[Exercise data]
-- START --
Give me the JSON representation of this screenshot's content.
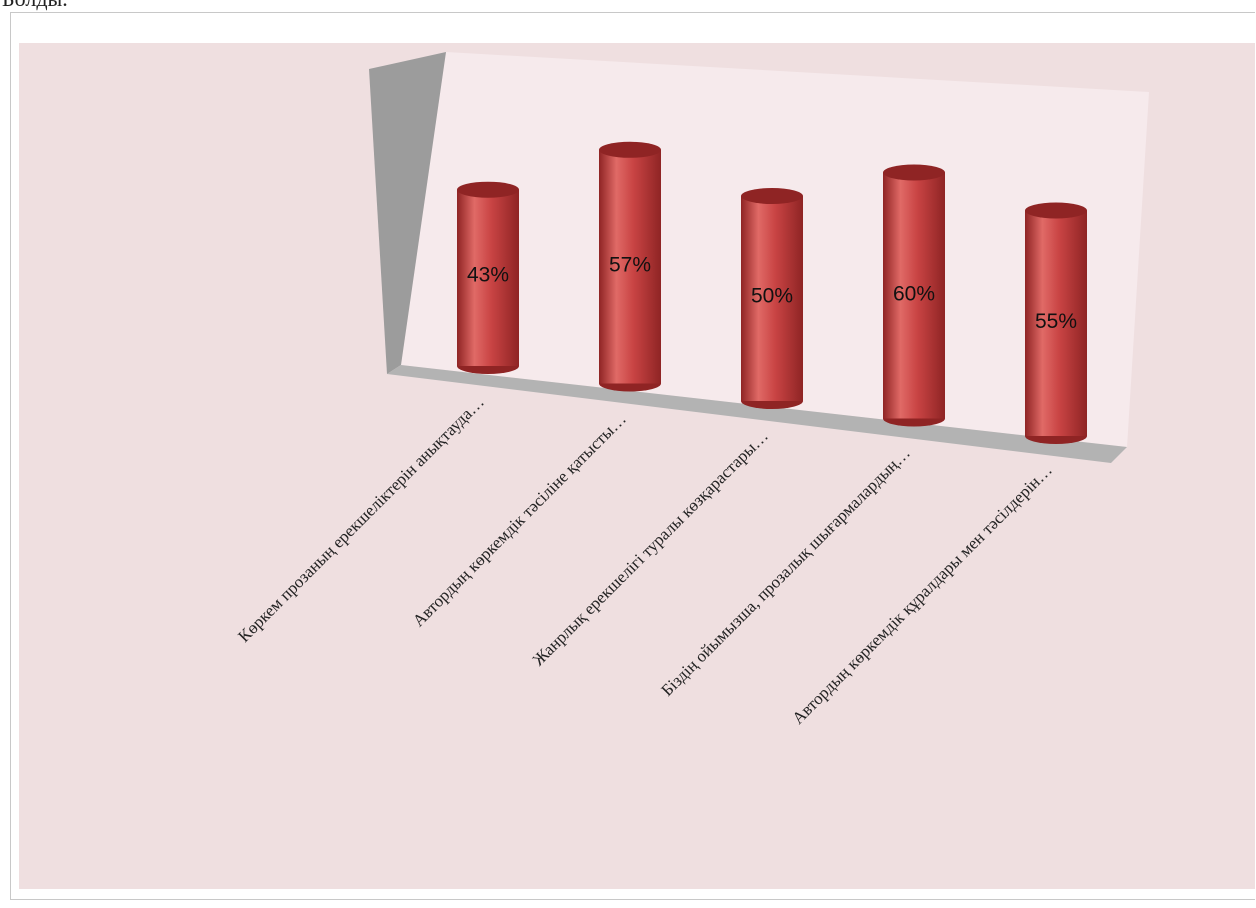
{
  "page": {
    "cut_text": "Болды."
  },
  "chart_data": {
    "type": "bar",
    "style": "3d-cylinder",
    "categories": [
      "Көркем прозаның ерекшеліктерін анықтауда…",
      "Автордың көркемдік тәсіліне қатысты…",
      "Жанрлық ерекшелігі туралы көзқарастары…",
      "Біздің ойымызша, прозалық шығармалардың…",
      "Автордың көркемдік құралдары мен тәсілдерін…"
    ],
    "values": [
      43,
      57,
      50,
      60,
      55
    ],
    "value_labels": [
      "43%",
      "57%",
      "50%",
      "60%",
      "55%"
    ],
    "ylim": [
      0,
      60
    ],
    "grid": false,
    "legend": "none",
    "colors": {
      "bar": "#c94444",
      "bar_dark": "#8f2424",
      "bar_light": "#e06a66",
      "plot_bg": "#efdfe0",
      "back_wall": "#f6eaec",
      "side_wall": "#9c9c9c",
      "floor": "#b3b3b3"
    }
  }
}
-- END --
[What to work on]
Gather every line containing the word "көркемдік" and copy it.

[Answer to the exercise]
      "Автордың көркемдік тәсіліне қатысты…",
      "Автордың көркемдік құралдары мен тәсілдерін…"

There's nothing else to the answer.